Exercise ▸ Determine how many lines contain the string "AUTO". Reply with that figure and nothing else.

Task data ▸
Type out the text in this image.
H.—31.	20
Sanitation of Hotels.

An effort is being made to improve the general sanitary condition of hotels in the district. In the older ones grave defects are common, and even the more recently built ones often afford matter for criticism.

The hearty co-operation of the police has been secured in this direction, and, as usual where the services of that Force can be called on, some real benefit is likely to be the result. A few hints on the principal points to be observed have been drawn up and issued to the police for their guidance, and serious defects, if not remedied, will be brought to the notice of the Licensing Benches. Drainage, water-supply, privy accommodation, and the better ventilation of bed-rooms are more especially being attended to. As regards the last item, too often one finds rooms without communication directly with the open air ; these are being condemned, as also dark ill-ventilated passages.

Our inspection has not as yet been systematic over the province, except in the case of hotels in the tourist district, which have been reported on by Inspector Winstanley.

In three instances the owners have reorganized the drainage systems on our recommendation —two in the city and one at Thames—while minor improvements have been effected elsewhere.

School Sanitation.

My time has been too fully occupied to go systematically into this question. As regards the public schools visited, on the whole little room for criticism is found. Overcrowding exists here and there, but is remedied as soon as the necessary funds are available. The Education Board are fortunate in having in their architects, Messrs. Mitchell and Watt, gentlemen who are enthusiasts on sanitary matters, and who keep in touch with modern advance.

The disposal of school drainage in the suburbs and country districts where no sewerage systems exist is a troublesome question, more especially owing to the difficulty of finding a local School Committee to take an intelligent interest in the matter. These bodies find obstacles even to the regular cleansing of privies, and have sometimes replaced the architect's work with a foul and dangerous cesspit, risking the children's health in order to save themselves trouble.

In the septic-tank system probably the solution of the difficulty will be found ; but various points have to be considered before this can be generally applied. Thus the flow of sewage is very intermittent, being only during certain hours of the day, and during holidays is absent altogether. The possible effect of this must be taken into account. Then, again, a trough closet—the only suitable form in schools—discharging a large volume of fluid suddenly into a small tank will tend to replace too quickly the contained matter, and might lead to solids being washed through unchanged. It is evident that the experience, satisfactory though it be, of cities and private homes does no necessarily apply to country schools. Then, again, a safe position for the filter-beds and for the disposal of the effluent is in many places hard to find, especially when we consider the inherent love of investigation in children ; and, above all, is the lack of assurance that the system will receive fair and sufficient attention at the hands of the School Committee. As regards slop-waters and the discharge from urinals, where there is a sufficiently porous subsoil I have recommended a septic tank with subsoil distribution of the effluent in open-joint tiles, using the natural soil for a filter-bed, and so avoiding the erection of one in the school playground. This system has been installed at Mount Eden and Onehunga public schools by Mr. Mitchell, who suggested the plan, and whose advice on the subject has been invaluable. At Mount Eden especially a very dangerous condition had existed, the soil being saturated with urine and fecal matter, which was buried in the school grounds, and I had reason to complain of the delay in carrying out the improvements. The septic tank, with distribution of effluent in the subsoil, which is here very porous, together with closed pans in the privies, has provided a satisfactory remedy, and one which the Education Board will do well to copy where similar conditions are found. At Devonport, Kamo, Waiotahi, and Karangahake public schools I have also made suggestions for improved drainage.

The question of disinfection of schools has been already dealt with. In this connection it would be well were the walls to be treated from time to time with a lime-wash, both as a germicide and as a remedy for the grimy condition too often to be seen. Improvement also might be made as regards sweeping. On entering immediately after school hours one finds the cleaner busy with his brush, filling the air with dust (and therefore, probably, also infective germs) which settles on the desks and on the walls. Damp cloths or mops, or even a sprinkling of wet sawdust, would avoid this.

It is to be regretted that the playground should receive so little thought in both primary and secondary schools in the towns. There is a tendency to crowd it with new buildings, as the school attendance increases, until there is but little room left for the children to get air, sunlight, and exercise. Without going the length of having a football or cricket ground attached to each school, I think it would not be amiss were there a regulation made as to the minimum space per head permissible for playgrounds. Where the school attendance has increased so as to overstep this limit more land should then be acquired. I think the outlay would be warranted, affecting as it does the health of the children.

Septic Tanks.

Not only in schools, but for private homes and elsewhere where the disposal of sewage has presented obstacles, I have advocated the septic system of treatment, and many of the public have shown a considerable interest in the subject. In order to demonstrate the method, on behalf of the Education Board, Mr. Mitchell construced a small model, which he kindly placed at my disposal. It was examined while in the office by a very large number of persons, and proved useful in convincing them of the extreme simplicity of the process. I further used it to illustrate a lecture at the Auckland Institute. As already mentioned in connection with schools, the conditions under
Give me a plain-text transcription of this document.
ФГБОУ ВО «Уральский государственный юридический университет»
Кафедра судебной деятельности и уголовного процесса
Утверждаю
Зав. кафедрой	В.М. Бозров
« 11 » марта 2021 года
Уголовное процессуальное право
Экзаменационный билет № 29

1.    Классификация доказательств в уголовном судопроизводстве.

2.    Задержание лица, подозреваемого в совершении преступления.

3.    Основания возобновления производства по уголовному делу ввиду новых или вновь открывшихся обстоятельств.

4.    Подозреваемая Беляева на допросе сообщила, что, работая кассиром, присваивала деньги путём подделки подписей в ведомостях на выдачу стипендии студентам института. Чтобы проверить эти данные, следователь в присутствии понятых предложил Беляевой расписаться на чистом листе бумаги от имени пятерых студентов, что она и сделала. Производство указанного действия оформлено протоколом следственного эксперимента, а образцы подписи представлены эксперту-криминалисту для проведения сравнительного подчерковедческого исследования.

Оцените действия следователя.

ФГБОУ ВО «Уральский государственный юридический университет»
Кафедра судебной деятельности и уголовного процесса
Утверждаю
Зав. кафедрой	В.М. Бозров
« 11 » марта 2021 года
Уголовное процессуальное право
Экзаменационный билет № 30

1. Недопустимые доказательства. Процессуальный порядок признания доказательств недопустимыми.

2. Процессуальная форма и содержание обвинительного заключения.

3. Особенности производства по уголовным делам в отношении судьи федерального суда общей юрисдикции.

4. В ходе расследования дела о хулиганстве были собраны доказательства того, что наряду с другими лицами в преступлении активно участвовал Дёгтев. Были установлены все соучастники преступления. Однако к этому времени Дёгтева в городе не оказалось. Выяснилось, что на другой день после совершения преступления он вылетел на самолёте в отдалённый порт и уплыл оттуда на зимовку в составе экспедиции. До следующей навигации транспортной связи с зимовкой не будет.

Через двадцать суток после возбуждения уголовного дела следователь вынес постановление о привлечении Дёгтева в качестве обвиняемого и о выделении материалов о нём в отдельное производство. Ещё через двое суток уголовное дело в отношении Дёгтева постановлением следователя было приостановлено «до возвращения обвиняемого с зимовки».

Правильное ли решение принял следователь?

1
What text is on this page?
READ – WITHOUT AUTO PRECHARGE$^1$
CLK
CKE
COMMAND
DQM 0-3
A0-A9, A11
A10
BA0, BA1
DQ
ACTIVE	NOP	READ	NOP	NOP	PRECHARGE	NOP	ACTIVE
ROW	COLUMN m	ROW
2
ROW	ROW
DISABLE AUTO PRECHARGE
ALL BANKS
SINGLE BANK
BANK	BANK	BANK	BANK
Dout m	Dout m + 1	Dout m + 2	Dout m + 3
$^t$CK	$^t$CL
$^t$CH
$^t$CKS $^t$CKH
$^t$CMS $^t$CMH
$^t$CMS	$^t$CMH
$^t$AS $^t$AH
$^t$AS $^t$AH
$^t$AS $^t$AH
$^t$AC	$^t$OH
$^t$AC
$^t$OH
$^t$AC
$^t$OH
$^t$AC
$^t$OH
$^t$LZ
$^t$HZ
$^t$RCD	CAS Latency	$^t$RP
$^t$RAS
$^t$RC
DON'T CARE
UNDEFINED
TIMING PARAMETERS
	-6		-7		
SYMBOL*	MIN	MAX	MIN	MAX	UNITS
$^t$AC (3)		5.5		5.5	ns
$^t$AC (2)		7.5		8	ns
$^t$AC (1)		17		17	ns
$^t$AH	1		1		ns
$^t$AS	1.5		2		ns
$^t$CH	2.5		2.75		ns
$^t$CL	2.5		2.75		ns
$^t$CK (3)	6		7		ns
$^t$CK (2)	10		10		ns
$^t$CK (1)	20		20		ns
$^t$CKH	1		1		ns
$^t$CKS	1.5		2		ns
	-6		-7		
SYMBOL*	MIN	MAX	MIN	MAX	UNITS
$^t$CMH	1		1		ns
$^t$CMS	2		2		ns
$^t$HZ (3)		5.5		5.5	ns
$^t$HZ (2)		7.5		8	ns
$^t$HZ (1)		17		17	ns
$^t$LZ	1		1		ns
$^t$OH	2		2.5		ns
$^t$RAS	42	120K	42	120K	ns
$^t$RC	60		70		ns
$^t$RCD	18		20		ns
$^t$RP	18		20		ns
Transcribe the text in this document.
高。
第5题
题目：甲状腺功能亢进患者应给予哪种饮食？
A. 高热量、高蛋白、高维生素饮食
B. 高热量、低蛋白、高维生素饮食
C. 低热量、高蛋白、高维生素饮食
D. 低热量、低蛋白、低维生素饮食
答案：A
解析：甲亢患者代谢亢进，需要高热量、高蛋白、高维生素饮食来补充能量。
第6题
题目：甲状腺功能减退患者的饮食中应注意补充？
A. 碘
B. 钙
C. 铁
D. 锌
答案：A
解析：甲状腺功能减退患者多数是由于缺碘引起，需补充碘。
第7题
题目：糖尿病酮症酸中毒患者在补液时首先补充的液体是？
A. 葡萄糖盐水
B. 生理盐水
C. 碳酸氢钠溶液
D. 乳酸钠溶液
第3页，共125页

Full response ▸ 2